CHALLENGE:
Render every entry exactly as it appears.

AVAILABLE RECORDS:
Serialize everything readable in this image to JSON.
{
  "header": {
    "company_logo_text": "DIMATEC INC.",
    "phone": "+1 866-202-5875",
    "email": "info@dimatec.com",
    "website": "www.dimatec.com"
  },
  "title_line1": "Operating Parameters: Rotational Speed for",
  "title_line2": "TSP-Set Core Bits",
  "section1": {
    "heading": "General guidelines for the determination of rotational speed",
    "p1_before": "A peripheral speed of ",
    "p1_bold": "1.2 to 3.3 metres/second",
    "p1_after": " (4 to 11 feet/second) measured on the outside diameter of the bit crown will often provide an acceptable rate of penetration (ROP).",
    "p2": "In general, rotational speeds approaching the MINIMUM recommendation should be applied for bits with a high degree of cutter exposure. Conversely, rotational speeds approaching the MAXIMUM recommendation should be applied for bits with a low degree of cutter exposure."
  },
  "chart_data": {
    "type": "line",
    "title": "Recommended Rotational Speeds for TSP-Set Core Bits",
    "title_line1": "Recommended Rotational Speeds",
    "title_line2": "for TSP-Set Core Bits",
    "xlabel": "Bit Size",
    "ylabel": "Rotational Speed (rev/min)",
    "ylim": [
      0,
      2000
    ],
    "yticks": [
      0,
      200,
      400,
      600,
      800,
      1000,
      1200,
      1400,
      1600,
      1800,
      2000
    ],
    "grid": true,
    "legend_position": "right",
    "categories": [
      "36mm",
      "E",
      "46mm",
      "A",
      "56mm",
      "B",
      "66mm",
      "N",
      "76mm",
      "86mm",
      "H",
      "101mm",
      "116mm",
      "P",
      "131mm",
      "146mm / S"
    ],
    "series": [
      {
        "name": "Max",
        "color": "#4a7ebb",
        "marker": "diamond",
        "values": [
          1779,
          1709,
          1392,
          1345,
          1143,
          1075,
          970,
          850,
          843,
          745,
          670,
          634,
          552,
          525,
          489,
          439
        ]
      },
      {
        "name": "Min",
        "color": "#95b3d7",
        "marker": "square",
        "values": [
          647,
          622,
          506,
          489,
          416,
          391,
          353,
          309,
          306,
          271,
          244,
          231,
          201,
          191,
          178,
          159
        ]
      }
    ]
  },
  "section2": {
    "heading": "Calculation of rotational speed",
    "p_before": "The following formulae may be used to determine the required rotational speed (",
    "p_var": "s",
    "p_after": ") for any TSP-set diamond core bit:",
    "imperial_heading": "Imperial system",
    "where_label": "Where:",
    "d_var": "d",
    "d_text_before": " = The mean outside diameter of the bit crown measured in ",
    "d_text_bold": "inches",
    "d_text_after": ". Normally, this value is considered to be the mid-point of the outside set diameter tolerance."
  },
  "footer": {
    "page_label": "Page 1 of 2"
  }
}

FULL ANSWER:
Serialize everything readable in this image to JSON.
{
  "header": {
    "company_logo_text": "DIMATEC INC.",
    "phone": "+1 866-202-5875",
    "email": "info@dimatec.com",
    "website": "www.dimatec.com"
  },
  "title_line1": "Operating Parameters: Rotational Speed for",
  "title_line2": "TSP-Set Core Bits",
  "section1": {
    "heading": "General guidelines for the determination of rotational speed",
    "p1_before": "A peripheral speed of ",
    "p1_bold": "1.2 to 3.3 metres/second",
    "p1_after": " (4 to 11 feet/second) measured on the outside diameter of the bit crown will often provide an acceptable rate of penetration (ROP).",
    "p2": "In general, rotational speeds approaching the MINIMUM recommendation should be applied for bits with a high degree of cutter exposure. Conversely, rotational speeds approaching the MAXIMUM recommendation should be applied for bits with a low degree of cutter exposure."
  },
  "chart_data": {
    "type": "line",
    "title": "Recommended Rotational Speeds for TSP-Set Core Bits",
    "title_line1": "Recommended Rotational Speeds",
    "title_line2": "for TSP-Set Core Bits",
    "xlabel": "Bit Size",
    "ylabel": "Rotational Speed (rev/min)",
    "ylim": [
      0,
      2000
    ],
    "yticks": [
      0,
      200,
      400,
      600,
      800,
      1000,
      1200,
      1400,
      1600,
      1800,
      2000
    ],
    "grid": true,
    "legend_position": "right",
    "categories": [
      "36mm",
      "E",
      "46mm",
      "A",
      "56mm",
      "B",
      "66mm",
      "N",
      "76mm",
      "86mm",
      "H",
      "101mm",
      "116mm",
      "P",
      "131mm",
      "146mm / S"
    ],
    "series": [
      {
        "name": "Max",
        "color": "#4a7ebb",
        "marker": "diamond",
        "values": [
          1779,
          1709,
          1392,
          1345,
          1143,
          1075,
          970,
          850,
          843,
          745,
          670,
          634,
          552,
          525,
          489,
          439
        ]
      },
      {
        "name": "Min",
        "color": "#95b3d7",
        "marker": "square",
        "values": [
          647,
          622,
          506,
          489,
          416,
          391,
          353,
          309,
          306,
          271,
          244,
          231,
          201,
          191,
          178,
          159
        ]
      }
    ]
  },
  "section2": {
    "heading": "Calculation of rotational speed",
    "p_before": "The following formulae may be used to determine the required rotational speed (",
    "p_var": "s",
    "p_after": ") for any TSP-set diamond core bit:",
    "imperial_heading": "Imperial system",
    "where_label": "Where:",
    "d_var": "d",
    "d_text_before": " = The mean outside diameter of the bit crown measured in ",
    "d_text_bold": "inches",
    "d_text_after": ". Normally, this value is considered to be the mid-point of the outside set diameter tolerance."
  },
  "footer": {
    "page_label": "Page 1 of 2"
  }
}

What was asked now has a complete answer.